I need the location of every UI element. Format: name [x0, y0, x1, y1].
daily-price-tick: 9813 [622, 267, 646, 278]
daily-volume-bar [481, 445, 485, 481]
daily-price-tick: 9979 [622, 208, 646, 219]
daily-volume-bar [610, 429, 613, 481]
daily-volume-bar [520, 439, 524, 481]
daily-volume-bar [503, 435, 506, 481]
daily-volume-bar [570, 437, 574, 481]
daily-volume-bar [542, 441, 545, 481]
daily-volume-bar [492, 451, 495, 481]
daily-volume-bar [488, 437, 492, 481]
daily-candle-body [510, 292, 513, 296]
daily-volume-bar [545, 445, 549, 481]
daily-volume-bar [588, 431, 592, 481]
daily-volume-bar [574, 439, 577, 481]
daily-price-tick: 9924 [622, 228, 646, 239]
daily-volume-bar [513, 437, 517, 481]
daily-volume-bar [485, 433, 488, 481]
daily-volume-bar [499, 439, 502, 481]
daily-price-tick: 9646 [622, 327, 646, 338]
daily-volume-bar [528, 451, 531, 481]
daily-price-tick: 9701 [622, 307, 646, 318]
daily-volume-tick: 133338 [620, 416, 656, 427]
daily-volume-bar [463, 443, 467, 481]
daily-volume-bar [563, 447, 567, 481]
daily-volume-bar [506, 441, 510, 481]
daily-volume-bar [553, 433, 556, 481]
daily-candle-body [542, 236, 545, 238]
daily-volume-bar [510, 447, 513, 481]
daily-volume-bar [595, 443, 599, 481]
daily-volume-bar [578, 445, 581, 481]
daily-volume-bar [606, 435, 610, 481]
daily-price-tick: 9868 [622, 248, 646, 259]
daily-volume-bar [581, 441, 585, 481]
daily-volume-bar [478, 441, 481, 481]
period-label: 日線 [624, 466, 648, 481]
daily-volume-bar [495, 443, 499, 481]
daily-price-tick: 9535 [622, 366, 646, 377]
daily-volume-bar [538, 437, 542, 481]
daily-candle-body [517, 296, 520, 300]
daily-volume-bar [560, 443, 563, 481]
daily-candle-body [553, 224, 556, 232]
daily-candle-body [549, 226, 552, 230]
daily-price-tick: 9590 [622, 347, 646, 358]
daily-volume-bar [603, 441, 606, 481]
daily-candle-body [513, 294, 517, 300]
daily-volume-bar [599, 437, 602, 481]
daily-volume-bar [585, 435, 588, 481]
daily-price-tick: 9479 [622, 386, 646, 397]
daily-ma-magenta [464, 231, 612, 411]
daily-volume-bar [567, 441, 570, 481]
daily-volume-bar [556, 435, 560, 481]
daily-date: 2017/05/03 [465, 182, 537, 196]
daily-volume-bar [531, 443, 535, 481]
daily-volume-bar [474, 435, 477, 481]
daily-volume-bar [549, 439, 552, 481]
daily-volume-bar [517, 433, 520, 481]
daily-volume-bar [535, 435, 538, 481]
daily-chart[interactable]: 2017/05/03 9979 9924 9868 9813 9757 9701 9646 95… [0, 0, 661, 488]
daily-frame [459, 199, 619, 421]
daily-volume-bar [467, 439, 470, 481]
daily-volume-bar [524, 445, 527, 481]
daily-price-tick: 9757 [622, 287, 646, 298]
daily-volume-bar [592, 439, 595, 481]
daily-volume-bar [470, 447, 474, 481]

◇ ◇ ◇

## SET TASK:
Give every line of the material above as a Markdown table with the columns No. and Entry, numbering the rows in order and omitting blank lines.

## RESULT OF THIS EXERCISE:
| No. | Entry |
|---|---|
| 1 | I need the location of every UI element. Format: name [x0, y0, x1, y1]. |
| 2 | daily-price-tick: 9813 [622, 267, 646, 278] |
| 3 | daily-volume-bar [481, 445, 485, 481] |
| 4 | daily-price-tick: 9979 [622, 208, 646, 219] |
| 5 | daily-volume-bar [610, 429, 613, 481] |
| 6 | daily-volume-bar [520, 439, 524, 481] |
| 7 | daily-volume-bar [503, 435, 506, 481] |
| 8 | daily-volume-bar [570, 437, 574, 481] |
| 9 | daily-volume-bar [542, 441, 545, 481] |
| 10 | daily-volume-bar [492, 451, 495, 481] |
| 11 | daily-volume-bar [488, 437, 492, 481] |
| 12 | daily-candle-body [510, 292, 513, 296] |
| 13 | daily-volume-bar [545, 445, 549, 481] |
| 14 | daily-volume-bar [588, 431, 592, 481] |
| 15 | daily-volume-bar [574, 439, 577, 481] |
| 16 | daily-price-tick: 9924 [622, 228, 646, 239] |
| 17 | daily-volume-bar [513, 437, 517, 481] |
| 18 | daily-volume-bar [485, 433, 488, 481] |
| 19 | daily-volume-bar [499, 439, 502, 481] |
| 20 | daily-price-tick: 9646 [622, 327, 646, 338] |
| 21 | daily-volume-bar [528, 451, 531, 481] |
| 22 | daily-price-tick: 9701 [622, 307, 646, 318] |
| 23 | daily-volume-tick: 133338 [620, 416, 656, 427] |
| 24 | daily-volume-bar [463, 443, 467, 481] |
| 25 | daily-volume-bar [563, 447, 567, 481] |
| 26 | daily-volume-bar [506, 441, 510, 481] |
| 27 | daily-volume-bar [553, 433, 556, 481] |
| 28 | daily-candle-body [542, 236, 545, 238] |
| 29 | daily-volume-bar [510, 447, 513, 481] |
| 30 | daily-volume-bar [595, 443, 599, 481] |
| 31 | daily-volume-bar [578, 445, 581, 481] |
| 32 | daily-volume-bar [606, 435, 610, 481] |
| 33 | daily-price-tick: 9868 [622, 248, 646, 259] |
| 34 | daily-volume-bar [581, 441, 585, 481] |
| 35 | daily-volume-bar [478, 441, 481, 481] |
| 36 | period-label: 日線 [624, 466, 648, 481] |
| 37 | daily-volume-bar [495, 443, 499, 481] |
| 38 | daily-price-tick: 9535 [622, 366, 646, 377] |
| 39 | daily-volume-bar [538, 437, 542, 481] |
| 40 | daily-candle-body [517, 296, 520, 300] |
| 41 | daily-volume-bar [560, 443, 563, 481] |
| 42 | daily-candle-body [553, 224, 556, 232] |
| 43 | daily-candle-body [549, 226, 552, 230] |
| 44 | daily-price-tick: 9590 [622, 347, 646, 358] |
| 45 | daily-volume-bar [603, 441, 606, 481] |
| 46 | daily-candle-body [513, 294, 517, 300] |
| 47 | daily-volume-bar [599, 437, 602, 481] |
| 48 | daily-volume-bar [585, 435, 588, 481] |
| 49 | daily-price-tick: 9479 [622, 386, 646, 397] |
| 50 | daily-ma-magenta [464, 231, 612, 411] |
| 51 | daily-volume-bar [567, 441, 570, 481] |
| 52 | daily-volume-bar [556, 435, 560, 481] |
| 53 | daily-date: 2017/05/03 [465, 182, 537, 196] |
| 54 | daily-volume-bar [531, 443, 535, 481] |
| 55 | daily-volume-bar [474, 435, 477, 481] |
| 56 | daily-volume-bar [549, 439, 552, 481] |
| 57 | daily-volume-bar [517, 433, 520, 481] |
| 58 | daily-volume-bar [535, 435, 538, 481] |
| 59 | daily-chart[interactable]: 2017/05/03 9979 9924 9868 9813 9757 9701 9646 95… [0, 0, 661, 488] |
| 60 | daily-frame [459, 199, 619, 421] |
| 61 | daily-volume-bar [467, 439, 470, 481] |
| 62 | daily-volume-bar [524, 445, 527, 481] |
| 63 | daily-price-tick: 9757 [622, 287, 646, 298] |
| 64 | daily-volume-bar [592, 439, 595, 481] |
| 65 | daily-volume-bar [470, 447, 474, 481] |